[Text passage]
═══

News / Middle East

    Palestinians Search for Alternatives as Peace Process Founders

    Palestinian President Mahmoud Abbas attends a news conference discussing the Mideast peace process, Athens, Dec 8, 2010
    Palestinian President Mahmoud Abbas attends a news conference discussing the Mideast peace process, Athens, Dec 8, 2010

    Palestinian leaders are searching for alternative ways forward in their bid to establish a Palestinian state, following the collapse of the latest round of peace talks, this year.  One way they are trying to gain statehood is by seeking international recognition of a Palestinian state.

    Ramallah has all the trappings of a national capital: government ministry buildings, monuments, an office of the president and foreign representation offices that resemble embassies.

    Canada, China and Brazil are among the nations that have representative offices.

    Although some are staffed by career diplomats, the offices are not considered embassies because past accords prohibit the establishment of embassies and the exercise of diplomatic functions.  

    This month, the United States abandoned its demand for Israel to stop all construction of Jewish settlements in the West Bank, a condition that the Palestinians have for returning to talks with the Israelis.

    With the leverage lost, the Palestinian leadership intensified its efforts to convince as many countries as possible to recognize a Palestinian state. Palestinian negotiator Nabil Shaath leads the effort.  And, last week he asked European nations to recognize Palestinian sovereignty. He tells VOA the action aims to raise international pressure on Israel.  

    "In a situation like the one we're in - particularly because of our decision not to go back to violence - what remains is international action. We're not going to sit on our hands and hope that something will happen from the sky," Shaath said.

    Brazil, Argentina and Bolivia recognized a state of Palestine in December, joining a number of other nations that have done so in the past.  

    Ligia Maria Scherer, a career diplomat who holds the rank of ambassador, heads Brazil's representation office in Ramallah.  She explains why her government recognized a Palestinian state.  

    "Brazil believes that with this granting of recognition, we can contribute to peace in the region," Scherer said. "That is the objective, the purpose of everything that Brazil does concerning the question of Palestine and Israel."  

    The Palestinians hope to eventually have the United Nations recognize their sovereignty.

    Lobbying individual countries to grant recognition puts them on track to winning a majority of votes in the General Assembly. Their goal is to get enough support to one day win U.N. Security Council approval. Analysts say this is improbable because the United States does not support measures that Israel considers hostile.   

    The Israeli government says the decision by Brazil and others to recognize a Palestinian state hurts the peace process.

    Yossi Beilin is an Israeli politician who was deeply involved Israel's negotiation of the Oslo accords in the 1990's.  He doubts that achieving diplomatic recognition -- and words of support from nations with little influence in the Middle East -- will bring the Palestinians closer to having their own state.

═══

[Given material]
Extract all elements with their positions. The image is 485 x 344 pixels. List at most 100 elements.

═══

[Set of tasks]
• 1. Name every person the article on Palestinian statehood efforts mentions by name.
• 2. Copy the passage of the article on Palestinian statehood efforts that starts at the words "Although some are" and ends after the words "of diplomatic functions.".
• 3. According to the article on Palestinian statehood efforts, why are the foreign representation offices in Ramallah not considered embassies?
The material has nothing to do with the article on Palestinian statehood efforts.

[Results in order]
• 1. Mahmoud Abbas, Nabil Shaath, Ligia Maria Scherer, Yossi Beilin

• 2.
Although some are staffed by career diplomats, the offices are not considered embassies because past accords prohibit the establishment of embassies and the exercise of diplomatic functions.

• 3. Past accords prohibit setting up embassies and carrying out diplomatic functions. This holds even though some of the offices are staffed by career diplomats.